- **What needs to be done**
Copy the listing below in full and skip every picture.
++++++
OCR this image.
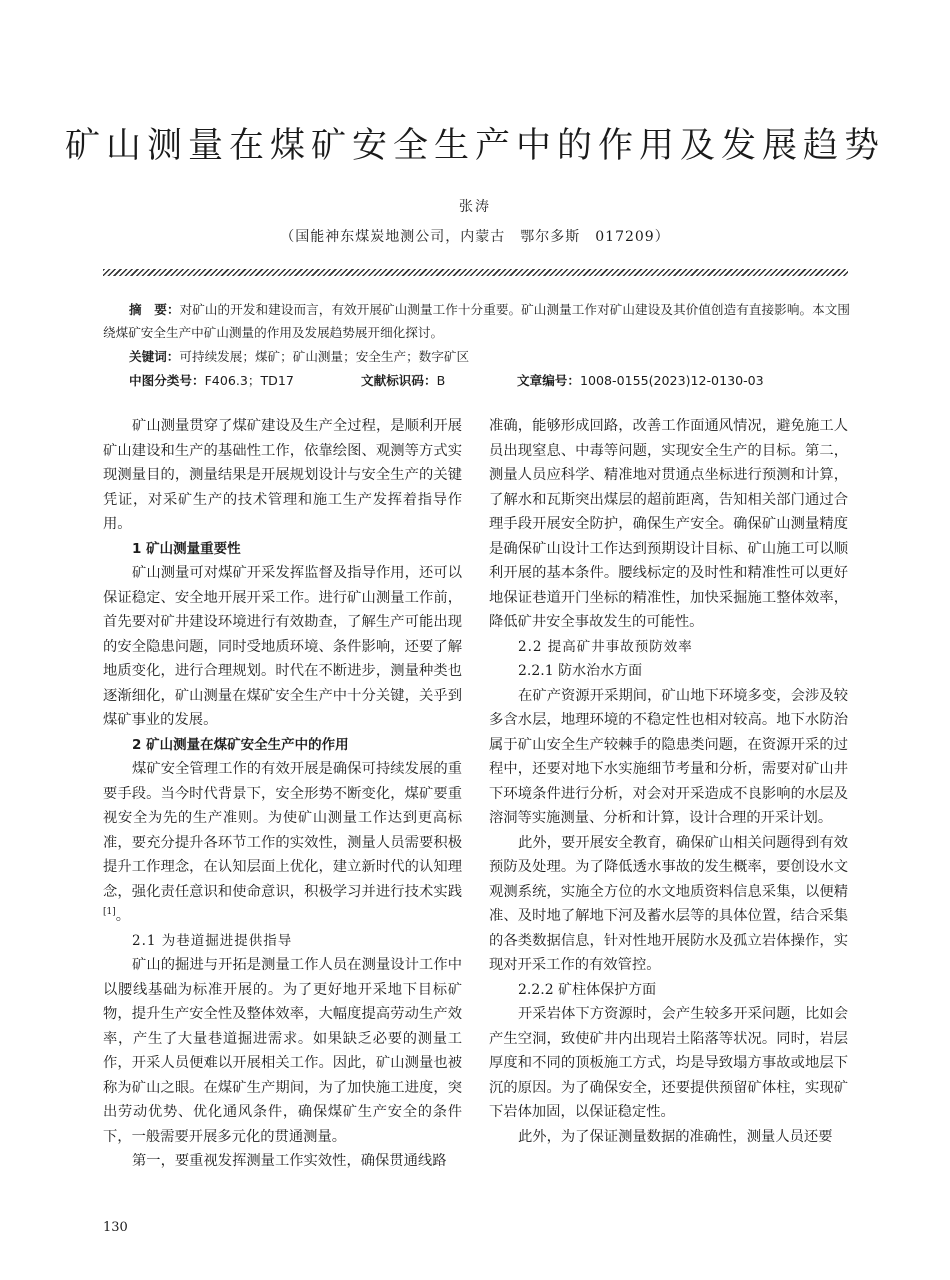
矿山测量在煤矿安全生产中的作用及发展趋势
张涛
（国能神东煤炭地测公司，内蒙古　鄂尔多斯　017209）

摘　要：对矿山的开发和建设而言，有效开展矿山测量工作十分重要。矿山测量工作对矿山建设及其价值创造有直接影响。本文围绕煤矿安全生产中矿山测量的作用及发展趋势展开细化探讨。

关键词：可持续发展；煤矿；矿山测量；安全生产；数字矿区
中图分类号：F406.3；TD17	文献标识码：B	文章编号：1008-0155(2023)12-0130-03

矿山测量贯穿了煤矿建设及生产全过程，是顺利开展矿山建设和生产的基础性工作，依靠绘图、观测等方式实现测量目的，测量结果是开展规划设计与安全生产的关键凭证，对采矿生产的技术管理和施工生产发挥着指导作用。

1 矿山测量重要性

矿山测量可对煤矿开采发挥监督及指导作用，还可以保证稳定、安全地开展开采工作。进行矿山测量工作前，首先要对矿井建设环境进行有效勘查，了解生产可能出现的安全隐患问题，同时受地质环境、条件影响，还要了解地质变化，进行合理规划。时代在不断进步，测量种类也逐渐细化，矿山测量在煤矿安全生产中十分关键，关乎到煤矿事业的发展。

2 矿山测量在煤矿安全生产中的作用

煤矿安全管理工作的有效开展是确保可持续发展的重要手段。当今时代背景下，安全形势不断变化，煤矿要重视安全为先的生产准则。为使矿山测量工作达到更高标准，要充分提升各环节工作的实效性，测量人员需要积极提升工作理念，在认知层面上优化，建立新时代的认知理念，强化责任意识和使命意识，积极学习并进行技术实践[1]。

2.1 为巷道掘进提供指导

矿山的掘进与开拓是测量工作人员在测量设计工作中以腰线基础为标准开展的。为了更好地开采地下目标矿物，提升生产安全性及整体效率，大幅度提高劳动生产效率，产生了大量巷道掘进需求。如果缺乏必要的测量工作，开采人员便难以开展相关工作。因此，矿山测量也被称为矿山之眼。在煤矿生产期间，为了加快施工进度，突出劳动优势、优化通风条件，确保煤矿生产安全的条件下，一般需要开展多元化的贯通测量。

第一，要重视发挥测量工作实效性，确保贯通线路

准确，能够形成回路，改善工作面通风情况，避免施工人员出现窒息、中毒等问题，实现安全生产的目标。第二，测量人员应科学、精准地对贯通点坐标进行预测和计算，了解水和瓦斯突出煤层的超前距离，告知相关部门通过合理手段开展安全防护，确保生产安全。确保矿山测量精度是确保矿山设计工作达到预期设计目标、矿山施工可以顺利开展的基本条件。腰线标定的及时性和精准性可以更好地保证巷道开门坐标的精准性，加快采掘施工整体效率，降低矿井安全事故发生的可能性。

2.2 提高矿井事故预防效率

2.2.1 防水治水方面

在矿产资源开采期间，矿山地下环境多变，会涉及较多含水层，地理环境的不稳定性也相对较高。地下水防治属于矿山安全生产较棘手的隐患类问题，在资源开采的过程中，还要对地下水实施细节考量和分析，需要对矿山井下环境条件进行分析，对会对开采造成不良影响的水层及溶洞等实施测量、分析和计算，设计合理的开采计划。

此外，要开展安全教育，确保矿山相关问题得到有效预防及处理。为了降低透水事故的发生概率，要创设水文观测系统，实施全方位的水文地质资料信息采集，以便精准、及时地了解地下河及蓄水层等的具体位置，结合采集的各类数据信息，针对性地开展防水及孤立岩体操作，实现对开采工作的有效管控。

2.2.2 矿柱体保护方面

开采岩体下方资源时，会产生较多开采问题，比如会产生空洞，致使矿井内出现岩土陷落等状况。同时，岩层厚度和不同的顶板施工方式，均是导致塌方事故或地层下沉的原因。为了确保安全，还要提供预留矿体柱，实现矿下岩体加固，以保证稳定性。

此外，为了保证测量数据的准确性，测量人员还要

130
++++++
- **Complete response**
OCR this image.
矿山测量在煤矿安全生产中的作用及发展趋势
张涛
（国能神东煤炭地测公司，内蒙古　鄂尔多斯　017209）

摘　要：对矿山的开发和建设而言，有效开展矿山测量工作十分重要。矿山测量工作对矿山建设及其价值创造有直接影响。本文围绕煤矿安全生产中矿山测量的作用及发展趋势展开细化探讨。

关键词：可持续发展；煤矿；矿山测量；安全生产；数字矿区
中图分类号：F406.3；TD17	文献标识码：B	文章编号：1008-0155(2023)12-0130-03

矿山测量贯穿了煤矿建设及生产全过程，是顺利开展矿山建设和生产的基础性工作，依靠绘图、观测等方式实现测量目的，测量结果是开展规划设计与安全生产的关键凭证，对采矿生产的技术管理和施工生产发挥着指导作用。

1 矿山测量重要性

矿山测量可对煤矿开采发挥监督及指导作用，还可以保证稳定、安全地开展开采工作。进行矿山测量工作前，首先要对矿井建设环境进行有效勘查，了解生产可能出现的安全隐患问题，同时受地质环境、条件影响，还要了解地质变化，进行合理规划。时代在不断进步，测量种类也逐渐细化，矿山测量在煤矿安全生产中十分关键，关乎到煤矿事业的发展。

2 矿山测量在煤矿安全生产中的作用

煤矿安全管理工作的有效开展是确保可持续发展的重要手段。当今时代背景下，安全形势不断变化，煤矿要重视安全为先的生产准则。为使矿山测量工作达到更高标准，要充分提升各环节工作的实效性，测量人员需要积极提升工作理念，在认知层面上优化，建立新时代的认知理念，强化责任意识和使命意识，积极学习并进行技术实践[1]。

2.1 为巷道掘进提供指导

矿山的掘进与开拓是测量工作人员在测量设计工作中以腰线基础为标准开展的。为了更好地开采地下目标矿物，提升生产安全性及整体效率，大幅度提高劳动生产效率，产生了大量巷道掘进需求。如果缺乏必要的测量工作，开采人员便难以开展相关工作。因此，矿山测量也被称为矿山之眼。在煤矿生产期间，为了加快施工进度，突出劳动优势、优化通风条件，确保煤矿生产安全的条件下，一般需要开展多元化的贯通测量。

第一，要重视发挥测量工作实效性，确保贯通线路

准确，能够形成回路，改善工作面通风情况，避免施工人员出现窒息、中毒等问题，实现安全生产的目标。第二，测量人员应科学、精准地对贯通点坐标进行预测和计算，了解水和瓦斯突出煤层的超前距离，告知相关部门通过合理手段开展安全防护，确保生产安全。确保矿山测量精度是确保矿山设计工作达到预期设计目标、矿山施工可以顺利开展的基本条件。腰线标定的及时性和精准性可以更好地保证巷道开门坐标的精准性，加快采掘施工整体效率，降低矿井安全事故发生的可能性。

2.2 提高矿井事故预防效率

2.2.1 防水治水方面

在矿产资源开采期间，矿山地下环境多变，会涉及较多含水层，地理环境的不稳定性也相对较高。地下水防治属于矿山安全生产较棘手的隐患类问题，在资源开采的过程中，还要对地下水实施细节考量和分析，需要对矿山井下环境条件进行分析，对会对开采造成不良影响的水层及溶洞等实施测量、分析和计算，设计合理的开采计划。

此外，要开展安全教育，确保矿山相关问题得到有效预防及处理。为了降低透水事故的发生概率，要创设水文观测系统，实施全方位的水文地质资料信息采集，以便精准、及时地了解地下河及蓄水层等的具体位置，结合采集的各类数据信息，针对性地开展防水及孤立岩体操作，实现对开采工作的有效管控。

2.2.2 矿柱体保护方面

开采岩体下方资源时，会产生较多开采问题，比如会产生空洞，致使矿井内出现岩土陷落等状况。同时，岩层厚度和不同的顶板施工方式，均是导致塌方事故或地层下沉的原因。为了确保安全，还要提供预留矿体柱，实现矿下岩体加固，以保证稳定性。

此外，为了保证测量数据的准确性，测量人员还要

130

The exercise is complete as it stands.